- _Goal_
Go through the material below and copy each line where the word "hotel" appears.

- _Records to process_
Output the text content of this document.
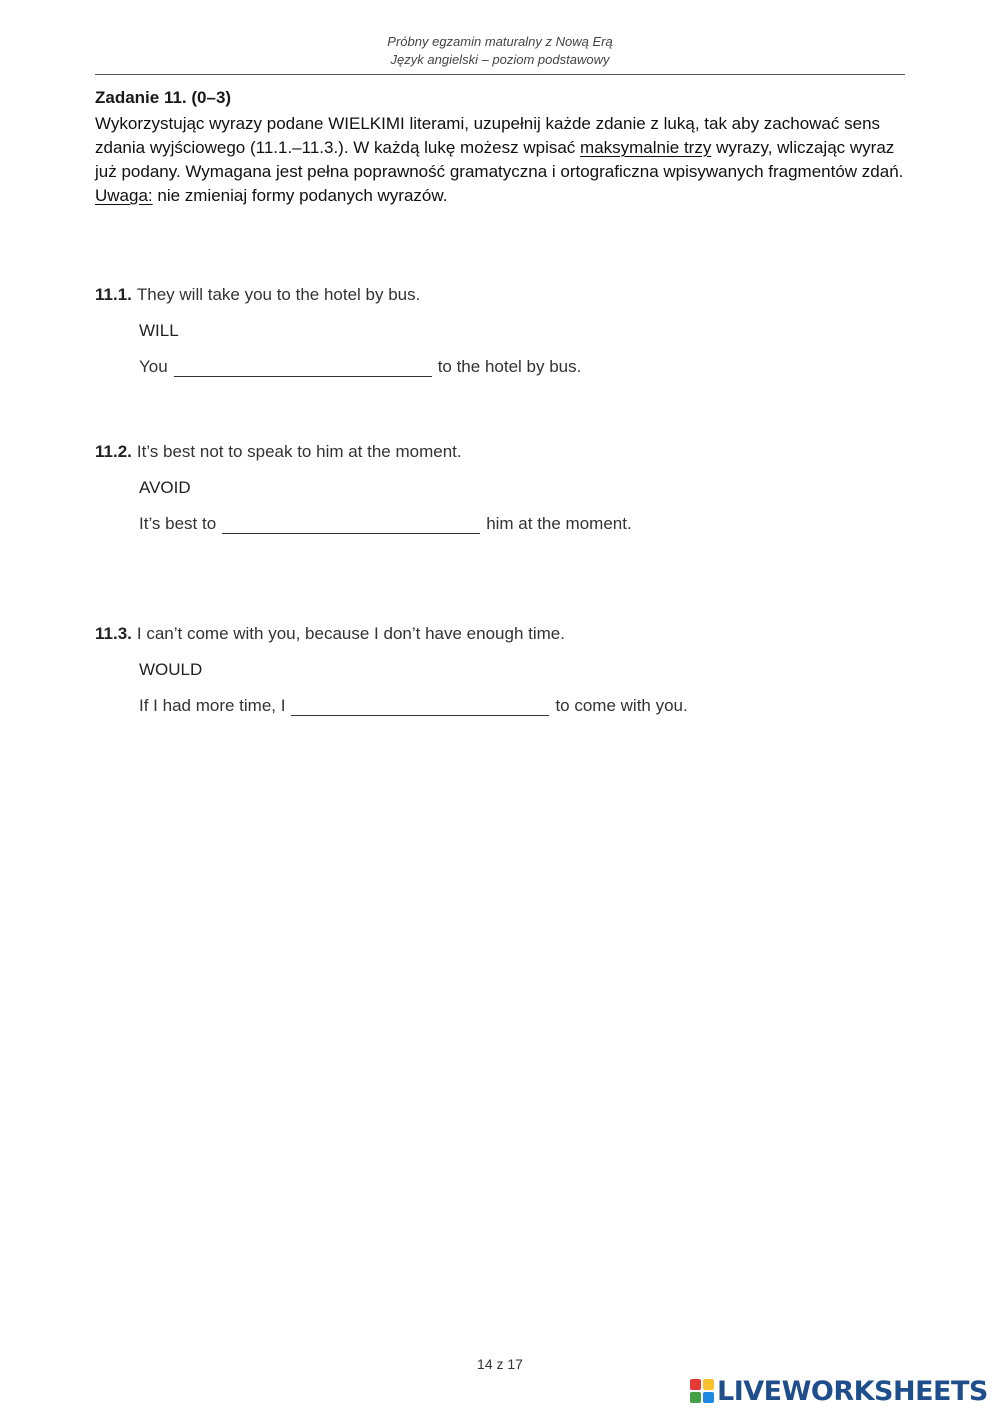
Próbny egzamin maturalny z Nową Erą
Język angielski – poziom podstawowy
Zadanie 11. (0–3)
Wykorzystując wyrazy podane WIELKIMI literami, uzupełnij każde zdanie z luką, tak aby zachować sens zdania wyjściowego (11.1.–11.3.). W każdą lukę możesz wpisać maksymalnie trzy wyrazy, wliczając wyraz już podany. Wymagana jest pełna poprawność gramatyczna i ortograficzna wpisywanych fragmentów zdań.
Uwaga: nie zmieniaj formy podanych wyrazów.
11.1. They will take you to the hotel by bus.
WILL
You	to the hotel by bus.
11.2. It’s best not to speak to him at the moment.
AVOID
It’s best to	him at the moment.
11.3. I can’t come with you, because I don’t have enough time.
WOULD
If I had more time, I	to come with you.
14 z 17
LIVEWORKSHEETS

- _Correct output_
11.1. They will take you to the hotel by bus.
You	to the hotel by bus.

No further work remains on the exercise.